WHAT TO WORK ON>
Copy each line of the entries beneath that contains the word "Dinâmica".

Data entries

|---|

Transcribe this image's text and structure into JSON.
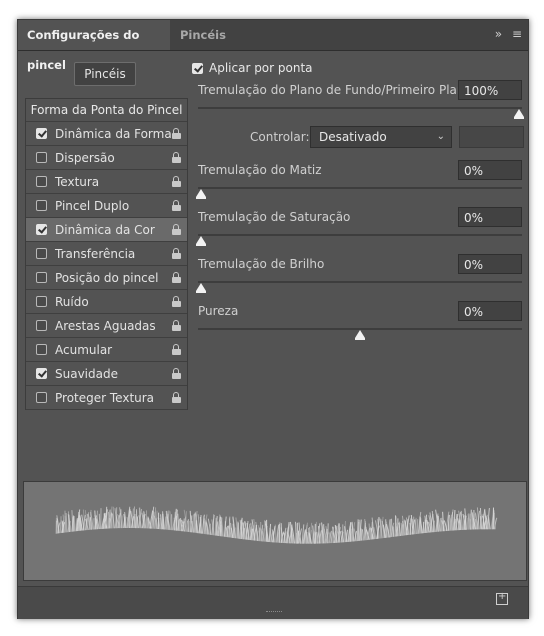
{
  "tabs": [
    {
      "label": "Configurações do pincel",
      "active": true
    },
    {
      "label": "Pincéis",
      "active": false
    }
  ],
  "tab_icons": {
    "expand": "»",
    "menu": "≡"
  },
  "brushes_button": "Pincéis",
  "sidebar": {
    "header": "Forma da Ponta do Pincel",
    "items": [
      {
        "label": "Dinâmica da Forma",
        "checked": true
      },
      {
        "label": "Dispersão",
        "checked": false
      },
      {
        "label": "Textura",
        "checked": false
      },
      {
        "label": "Pincel Duplo",
        "checked": false
      },
      {
        "label": "Dinâmica da Cor",
        "checked": true,
        "selected": true
      },
      {
        "label": "Transferência",
        "checked": false
      },
      {
        "label": "Posição do pincel",
        "checked": false
      },
      {
        "label": "Ruído",
        "checked": false
      },
      {
        "label": "Arestas Aguadas",
        "checked": false
      },
      {
        "label": "Acumular",
        "checked": false
      },
      {
        "label": "Suavidade",
        "checked": true
      },
      {
        "label": "Proteger Textura",
        "checked": false
      }
    ]
  },
  "apply_per_tip": {
    "label": "Aplicar por ponta",
    "checked": true
  },
  "controls": {
    "fg_bg_jitter": {
      "label": "Tremulação do Plano de Fundo/Primeiro Plano",
      "value": "100%",
      "level": 1.0
    },
    "control": {
      "label": "Controlar:",
      "value": "Desativado"
    },
    "hue_jitter": {
      "label": "Tremulação do Matiz",
      "value": "0%",
      "level": 0.0
    },
    "saturation_jitter": {
      "label": "Tremulação de Saturação",
      "value": "0%",
      "level": 0.0
    },
    "brightness_jitter": {
      "label": "Tremulação de Brilho",
      "value": "0%",
      "level": 0.0
    },
    "purity": {
      "label": "Pureza",
      "value": "0%",
      "level": 0.5
    }
  },
  "colors": {
    "panel": "#535353",
    "tabbar": "#424242",
    "field": "#424242",
    "preview": "#747474"
  }
}
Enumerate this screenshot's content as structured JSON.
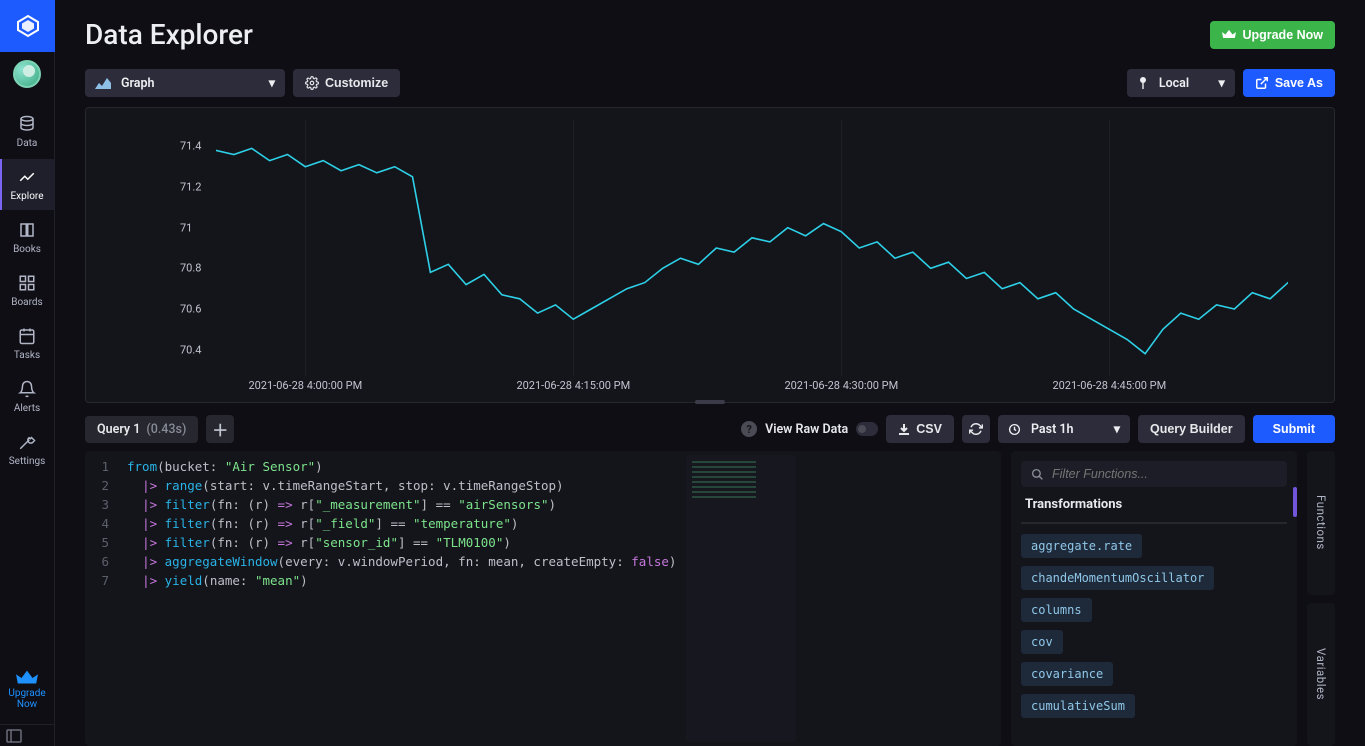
{
  "header": {
    "title": "Data Explorer",
    "upgrade_label": "Upgrade Now"
  },
  "sidebar": {
    "items": [
      {
        "label": "Data"
      },
      {
        "label": "Explore"
      },
      {
        "label": "Books"
      },
      {
        "label": "Boards"
      },
      {
        "label": "Tasks"
      },
      {
        "label": "Alerts"
      },
      {
        "label": "Settings"
      }
    ],
    "upgrade_label": "Upgrade Now"
  },
  "toolbar": {
    "view_type": "Graph",
    "customize_label": "Customize",
    "timezone": "Local",
    "save_as_label": "Save As"
  },
  "query_bar": {
    "tab_label": "Query 1",
    "tab_time": "(0.43s)",
    "view_raw_label": "View Raw Data",
    "csv_label": "CSV",
    "time_range": "Past 1h",
    "query_builder_label": "Query Builder",
    "submit_label": "Submit"
  },
  "code": {
    "line_nums": [
      "1",
      "2",
      "3",
      "4",
      "5",
      "6",
      "7"
    ]
  },
  "functions": {
    "search_placeholder": "Filter Functions...",
    "section": "Transformations",
    "items": [
      "aggregate.rate",
      "chandeMomentumOscillator",
      "columns",
      "cov",
      "covariance",
      "cumulativeSum"
    ]
  },
  "side_tabs": {
    "functions": "Functions",
    "variables": "Variables"
  },
  "chart_data": {
    "type": "line",
    "title": "",
    "xlabel": "",
    "ylabel": "",
    "ylim": [
      70.3,
      71.5
    ],
    "y_ticks": [
      71.4,
      71.2,
      71,
      70.8,
      70.6,
      70.4
    ],
    "x_ticks": [
      "2021-06-28 4:00:00 PM",
      "2021-06-28 4:15:00 PM",
      "2021-06-28 4:30:00 PM",
      "2021-06-28 4:45:00 PM"
    ],
    "x_range_minutes": [
      0,
      60
    ],
    "x_tick_minutes": [
      5,
      20,
      35,
      50
    ],
    "series": [
      {
        "name": "temperature TLM0100",
        "color": "#2dd0e6",
        "points": [
          [
            -5,
            71.42
          ],
          [
            -4,
            71.38
          ],
          [
            -3,
            71.42
          ],
          [
            -2,
            71.37
          ],
          [
            -1,
            71.4
          ],
          [
            0,
            71.38
          ],
          [
            1,
            71.36
          ],
          [
            2,
            71.39
          ],
          [
            3,
            71.33
          ],
          [
            4,
            71.36
          ],
          [
            5,
            71.3
          ],
          [
            6,
            71.33
          ],
          [
            7,
            71.28
          ],
          [
            8,
            71.31
          ],
          [
            9,
            71.27
          ],
          [
            10,
            71.3
          ],
          [
            11,
            71.25
          ],
          [
            12,
            70.78
          ],
          [
            13,
            70.82
          ],
          [
            14,
            70.72
          ],
          [
            15,
            70.77
          ],
          [
            16,
            70.67
          ],
          [
            17,
            70.65
          ],
          [
            18,
            70.58
          ],
          [
            19,
            70.62
          ],
          [
            20,
            70.55
          ],
          [
            21,
            70.6
          ],
          [
            22,
            70.65
          ],
          [
            23,
            70.7
          ],
          [
            24,
            70.73
          ],
          [
            25,
            70.8
          ],
          [
            26,
            70.85
          ],
          [
            27,
            70.82
          ],
          [
            28,
            70.9
          ],
          [
            29,
            70.88
          ],
          [
            30,
            70.95
          ],
          [
            31,
            70.93
          ],
          [
            32,
            71.0
          ],
          [
            33,
            70.96
          ],
          [
            34,
            71.02
          ],
          [
            35,
            70.98
          ],
          [
            36,
            70.9
          ],
          [
            37,
            70.93
          ],
          [
            38,
            70.85
          ],
          [
            39,
            70.88
          ],
          [
            40,
            70.8
          ],
          [
            41,
            70.83
          ],
          [
            42,
            70.75
          ],
          [
            43,
            70.78
          ],
          [
            44,
            70.7
          ],
          [
            45,
            70.73
          ],
          [
            46,
            70.65
          ],
          [
            47,
            70.68
          ],
          [
            48,
            70.6
          ],
          [
            49,
            70.55
          ],
          [
            50,
            70.5
          ],
          [
            51,
            70.45
          ],
          [
            52,
            70.38
          ],
          [
            53,
            70.5
          ],
          [
            54,
            70.58
          ],
          [
            55,
            70.55
          ],
          [
            56,
            70.62
          ],
          [
            57,
            70.6
          ],
          [
            58,
            70.68
          ],
          [
            59,
            70.65
          ],
          [
            60,
            70.73
          ],
          [
            61,
            70.78
          ],
          [
            62,
            70.72
          ],
          [
            63,
            70.8
          ]
        ]
      }
    ]
  }
}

|---|

EXERCISE SOLUTION>
        "label": "Dinâmica da Forma",
        "label": "Dinâmica da Cor",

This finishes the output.